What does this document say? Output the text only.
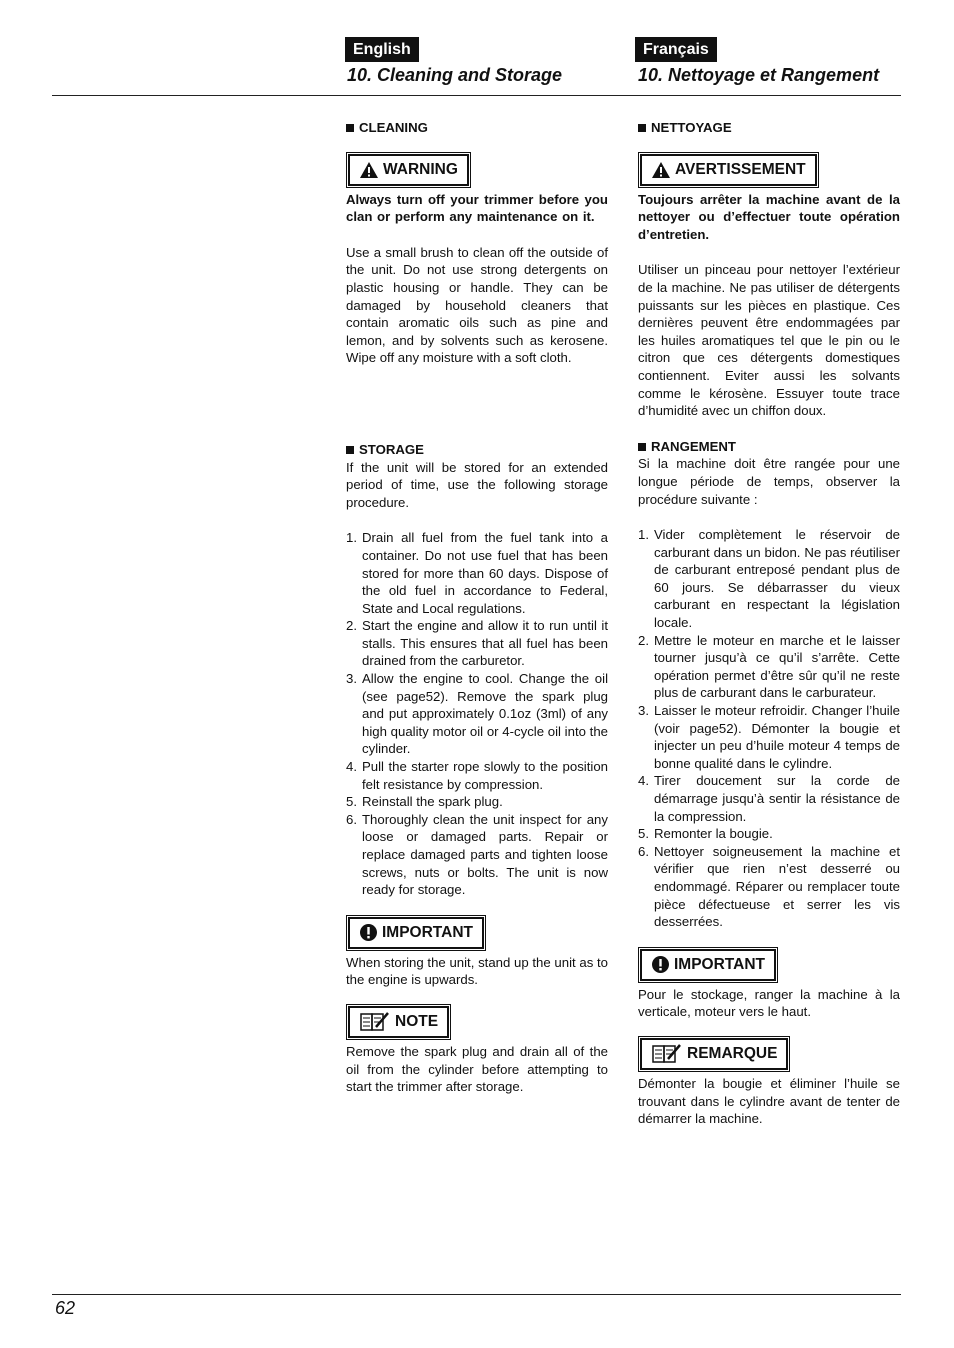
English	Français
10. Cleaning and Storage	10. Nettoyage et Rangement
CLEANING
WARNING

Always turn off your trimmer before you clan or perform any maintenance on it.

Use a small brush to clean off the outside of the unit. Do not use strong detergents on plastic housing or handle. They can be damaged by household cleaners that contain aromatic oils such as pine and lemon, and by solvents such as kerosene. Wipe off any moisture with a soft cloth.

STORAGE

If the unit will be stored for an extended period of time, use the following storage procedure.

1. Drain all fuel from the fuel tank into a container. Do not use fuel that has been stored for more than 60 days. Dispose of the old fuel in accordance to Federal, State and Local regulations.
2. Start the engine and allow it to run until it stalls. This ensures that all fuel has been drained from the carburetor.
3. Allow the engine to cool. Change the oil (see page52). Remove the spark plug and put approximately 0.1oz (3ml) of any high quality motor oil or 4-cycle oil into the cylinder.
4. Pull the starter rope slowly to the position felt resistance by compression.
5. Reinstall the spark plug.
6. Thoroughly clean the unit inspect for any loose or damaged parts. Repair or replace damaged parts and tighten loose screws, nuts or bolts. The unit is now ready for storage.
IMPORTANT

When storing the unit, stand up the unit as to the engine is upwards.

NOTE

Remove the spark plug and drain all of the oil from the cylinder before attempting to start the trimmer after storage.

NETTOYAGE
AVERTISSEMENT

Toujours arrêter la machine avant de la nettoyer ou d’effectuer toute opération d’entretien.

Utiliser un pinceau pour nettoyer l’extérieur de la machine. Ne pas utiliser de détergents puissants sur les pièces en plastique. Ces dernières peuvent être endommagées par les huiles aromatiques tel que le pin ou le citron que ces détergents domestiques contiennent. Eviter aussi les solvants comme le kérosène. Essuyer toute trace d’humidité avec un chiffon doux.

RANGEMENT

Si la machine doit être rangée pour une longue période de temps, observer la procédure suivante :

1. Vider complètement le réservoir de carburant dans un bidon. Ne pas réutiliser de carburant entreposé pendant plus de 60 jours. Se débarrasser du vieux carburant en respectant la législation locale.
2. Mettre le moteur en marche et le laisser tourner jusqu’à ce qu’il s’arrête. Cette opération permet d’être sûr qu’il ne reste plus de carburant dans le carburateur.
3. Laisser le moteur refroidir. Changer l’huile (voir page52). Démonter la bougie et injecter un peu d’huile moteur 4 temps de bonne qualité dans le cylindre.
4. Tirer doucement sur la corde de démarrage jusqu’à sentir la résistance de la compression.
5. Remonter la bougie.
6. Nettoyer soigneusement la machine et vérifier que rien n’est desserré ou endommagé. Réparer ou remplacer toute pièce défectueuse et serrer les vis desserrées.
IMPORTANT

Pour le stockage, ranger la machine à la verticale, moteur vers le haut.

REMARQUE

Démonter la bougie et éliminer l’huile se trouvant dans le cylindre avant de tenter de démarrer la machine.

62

▶ _What the task requires_
Return the entries unchanged, save for the pictures, which do not belong in the copy.

▶ _Expected output_
What does this document say? Output the text only.
English	Français
10. Cleaning and Storage	10. Nettoyage et Rangement
CLEANING
WARNING

Always turn off your trimmer before you clan or perform any maintenance on it.

Use a small brush to clean off the outside of the unit. Do not use strong detergents on plastic housing or handle. They can be damaged by household cleaners that contain aromatic oils such as pine and lemon, and by solvents such as kerosene. Wipe off any moisture with a soft cloth.

STORAGE

If the unit will be stored for an extended period of time, use the following storage procedure.

1. Drain all fuel from the fuel tank into a container. Do not use fuel that has been stored for more than 60 days. Dispose of the old fuel in accordance to Federal, State and Local regulations.
2. Start the engine and allow it to run until it stalls. This ensures that all fuel has been drained from the carburetor.
3. Allow the engine to cool. Change the oil (see page52). Remove the spark plug and put approximately 0.1oz (3ml) of any high quality motor oil or 4-cycle oil into the cylinder.
4. Pull the starter rope slowly to the position felt resistance by compression.
5. Reinstall the spark plug.
6. Thoroughly clean the unit inspect for any loose or damaged parts. Repair or replace damaged parts and tighten loose screws, nuts or bolts. The unit is now ready for storage.
IMPORTANT

When storing the unit, stand up the unit as to the engine is upwards.

NOTE

Remove the spark plug and drain all of the oil from the cylinder before attempting to start the trimmer after storage.

NETTOYAGE
AVERTISSEMENT

Toujours arrêter la machine avant de la nettoyer ou d’effectuer toute opération d’entretien.

Utiliser un pinceau pour nettoyer l’extérieur de la machine. Ne pas utiliser de détergents puissants sur les pièces en plastique. Ces dernières peuvent être endommagées par les huiles aromatiques tel que le pin ou le citron que ces détergents domestiques contiennent. Eviter aussi les solvants comme le kérosène. Essuyer toute trace d’humidité avec un chiffon doux.

RANGEMENT

Si la machine doit être rangée pour une longue période de temps, observer la procédure suivante :

1. Vider complètement le réservoir de carburant dans un bidon. Ne pas réutiliser de carburant entreposé pendant plus de 60 jours. Se débarrasser du vieux carburant en respectant la législation locale.
2. Mettre le moteur en marche et le laisser tourner jusqu’à ce qu’il s’arrête. Cette opération permet d’être sûr qu’il ne reste plus de carburant dans le carburateur.
3. Laisser le moteur refroidir. Changer l’huile (voir page52). Démonter la bougie et injecter un peu d’huile moteur 4 temps de bonne qualité dans le cylindre.
4. Tirer doucement sur la corde de démarrage jusqu’à sentir la résistance de la compression.
5. Remonter la bougie.
6. Nettoyer soigneusement la machine et vérifier que rien n’est desserré ou endommagé. Réparer ou remplacer toute pièce défectueuse et serrer les vis desserrées.
IMPORTANT

Pour le stockage, ranger la machine à la verticale, moteur vers le haut.

REMARQUE

Démonter la bougie et éliminer l’huile se trouvant dans le cylindre avant de tenter de démarrer la machine.

62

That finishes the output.